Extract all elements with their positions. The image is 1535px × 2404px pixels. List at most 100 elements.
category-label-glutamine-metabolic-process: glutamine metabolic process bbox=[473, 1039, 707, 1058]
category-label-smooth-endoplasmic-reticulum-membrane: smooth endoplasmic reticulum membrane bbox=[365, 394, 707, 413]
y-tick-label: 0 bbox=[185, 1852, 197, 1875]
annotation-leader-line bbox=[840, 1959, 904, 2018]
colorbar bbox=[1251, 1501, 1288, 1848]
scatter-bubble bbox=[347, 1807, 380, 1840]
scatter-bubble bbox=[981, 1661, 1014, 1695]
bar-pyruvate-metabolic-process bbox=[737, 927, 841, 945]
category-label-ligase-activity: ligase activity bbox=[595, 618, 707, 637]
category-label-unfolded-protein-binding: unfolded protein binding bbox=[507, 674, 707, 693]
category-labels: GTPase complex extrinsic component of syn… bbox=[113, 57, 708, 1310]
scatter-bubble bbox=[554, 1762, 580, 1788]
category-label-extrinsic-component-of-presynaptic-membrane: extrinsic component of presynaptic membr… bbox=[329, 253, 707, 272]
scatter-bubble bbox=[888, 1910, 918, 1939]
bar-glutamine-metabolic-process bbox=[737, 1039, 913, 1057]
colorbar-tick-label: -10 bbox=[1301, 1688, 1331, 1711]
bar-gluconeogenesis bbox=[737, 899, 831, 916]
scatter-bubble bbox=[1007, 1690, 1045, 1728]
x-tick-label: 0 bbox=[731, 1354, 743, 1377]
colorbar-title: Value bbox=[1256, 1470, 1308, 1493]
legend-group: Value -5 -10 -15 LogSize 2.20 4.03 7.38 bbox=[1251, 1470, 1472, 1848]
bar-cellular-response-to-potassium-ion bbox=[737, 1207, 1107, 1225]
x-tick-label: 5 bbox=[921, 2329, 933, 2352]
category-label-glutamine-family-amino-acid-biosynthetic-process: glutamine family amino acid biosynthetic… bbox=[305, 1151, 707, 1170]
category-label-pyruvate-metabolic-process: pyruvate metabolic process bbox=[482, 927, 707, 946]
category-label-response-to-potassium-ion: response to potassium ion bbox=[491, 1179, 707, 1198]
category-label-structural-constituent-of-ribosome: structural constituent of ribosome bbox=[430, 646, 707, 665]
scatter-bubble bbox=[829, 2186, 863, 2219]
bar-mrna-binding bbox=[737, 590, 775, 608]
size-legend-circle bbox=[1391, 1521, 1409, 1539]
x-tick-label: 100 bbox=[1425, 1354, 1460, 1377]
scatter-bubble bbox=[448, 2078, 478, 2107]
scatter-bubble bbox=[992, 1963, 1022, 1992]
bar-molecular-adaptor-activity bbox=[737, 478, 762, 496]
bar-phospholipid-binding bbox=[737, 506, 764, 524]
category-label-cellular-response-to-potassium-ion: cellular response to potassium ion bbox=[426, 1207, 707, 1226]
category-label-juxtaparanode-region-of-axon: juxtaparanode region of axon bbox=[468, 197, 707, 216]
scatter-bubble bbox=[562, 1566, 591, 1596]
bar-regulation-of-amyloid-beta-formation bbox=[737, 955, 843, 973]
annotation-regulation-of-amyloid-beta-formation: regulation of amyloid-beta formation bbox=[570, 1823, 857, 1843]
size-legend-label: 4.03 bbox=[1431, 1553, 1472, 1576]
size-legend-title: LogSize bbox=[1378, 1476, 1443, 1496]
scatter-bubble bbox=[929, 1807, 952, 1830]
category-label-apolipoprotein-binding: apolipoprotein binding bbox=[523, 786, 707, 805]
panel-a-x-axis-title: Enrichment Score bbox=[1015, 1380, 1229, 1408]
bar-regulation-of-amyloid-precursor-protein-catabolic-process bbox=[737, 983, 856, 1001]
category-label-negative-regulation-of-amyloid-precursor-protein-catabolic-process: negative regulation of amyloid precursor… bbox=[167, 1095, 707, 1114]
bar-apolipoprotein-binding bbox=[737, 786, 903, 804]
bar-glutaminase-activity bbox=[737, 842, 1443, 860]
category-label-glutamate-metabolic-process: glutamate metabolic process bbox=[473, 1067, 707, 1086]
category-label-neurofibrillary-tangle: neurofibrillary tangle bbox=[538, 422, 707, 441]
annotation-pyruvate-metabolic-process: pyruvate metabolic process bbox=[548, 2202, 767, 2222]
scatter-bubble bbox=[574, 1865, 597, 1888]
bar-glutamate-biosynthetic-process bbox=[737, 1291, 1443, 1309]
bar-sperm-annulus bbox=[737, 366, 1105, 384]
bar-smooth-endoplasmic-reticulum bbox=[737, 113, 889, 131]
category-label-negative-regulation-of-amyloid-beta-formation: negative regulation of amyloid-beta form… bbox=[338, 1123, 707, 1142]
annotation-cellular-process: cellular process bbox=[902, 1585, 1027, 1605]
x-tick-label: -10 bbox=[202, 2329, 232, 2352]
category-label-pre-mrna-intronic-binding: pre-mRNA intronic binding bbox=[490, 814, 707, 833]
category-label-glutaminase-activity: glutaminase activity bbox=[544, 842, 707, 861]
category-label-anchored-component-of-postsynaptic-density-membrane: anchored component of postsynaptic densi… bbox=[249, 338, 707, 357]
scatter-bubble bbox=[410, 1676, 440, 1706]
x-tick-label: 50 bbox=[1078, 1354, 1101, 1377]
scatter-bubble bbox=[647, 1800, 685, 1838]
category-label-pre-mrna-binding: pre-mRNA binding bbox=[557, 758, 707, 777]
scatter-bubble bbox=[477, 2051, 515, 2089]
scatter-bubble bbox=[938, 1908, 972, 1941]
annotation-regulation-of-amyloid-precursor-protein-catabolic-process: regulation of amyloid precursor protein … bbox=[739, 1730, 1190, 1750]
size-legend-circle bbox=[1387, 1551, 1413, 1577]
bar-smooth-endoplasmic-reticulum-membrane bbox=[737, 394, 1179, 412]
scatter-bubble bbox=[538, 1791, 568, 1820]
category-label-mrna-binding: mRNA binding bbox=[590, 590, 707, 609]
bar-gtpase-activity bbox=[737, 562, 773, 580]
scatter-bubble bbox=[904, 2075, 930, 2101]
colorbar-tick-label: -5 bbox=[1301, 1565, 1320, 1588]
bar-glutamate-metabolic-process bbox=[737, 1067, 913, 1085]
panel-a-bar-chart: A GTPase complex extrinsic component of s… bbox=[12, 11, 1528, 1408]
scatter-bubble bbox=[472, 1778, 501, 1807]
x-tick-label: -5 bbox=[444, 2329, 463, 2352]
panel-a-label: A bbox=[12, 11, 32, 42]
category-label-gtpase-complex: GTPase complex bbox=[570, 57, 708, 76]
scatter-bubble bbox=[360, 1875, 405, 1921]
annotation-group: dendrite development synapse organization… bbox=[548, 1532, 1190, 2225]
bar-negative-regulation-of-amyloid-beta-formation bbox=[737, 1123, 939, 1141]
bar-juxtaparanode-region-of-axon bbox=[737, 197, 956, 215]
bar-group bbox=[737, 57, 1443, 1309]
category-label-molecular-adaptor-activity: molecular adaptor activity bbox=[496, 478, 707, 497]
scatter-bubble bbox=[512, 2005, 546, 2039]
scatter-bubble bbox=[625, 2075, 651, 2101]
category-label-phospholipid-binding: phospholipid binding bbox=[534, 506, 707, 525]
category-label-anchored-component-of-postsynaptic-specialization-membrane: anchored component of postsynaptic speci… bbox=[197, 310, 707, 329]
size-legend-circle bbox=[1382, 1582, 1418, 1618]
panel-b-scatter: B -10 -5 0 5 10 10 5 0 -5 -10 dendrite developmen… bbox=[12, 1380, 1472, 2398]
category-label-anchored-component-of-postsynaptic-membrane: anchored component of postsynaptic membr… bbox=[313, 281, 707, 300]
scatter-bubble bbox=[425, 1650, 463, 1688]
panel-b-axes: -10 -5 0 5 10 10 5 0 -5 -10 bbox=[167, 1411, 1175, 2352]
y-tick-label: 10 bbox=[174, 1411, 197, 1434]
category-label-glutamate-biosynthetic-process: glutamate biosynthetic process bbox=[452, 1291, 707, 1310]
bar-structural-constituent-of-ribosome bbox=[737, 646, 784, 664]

====

§ Task to carry out: Check each line of the data above for the word "phospholipid" and state how many lines contain it, with no other text.

§ Result: 2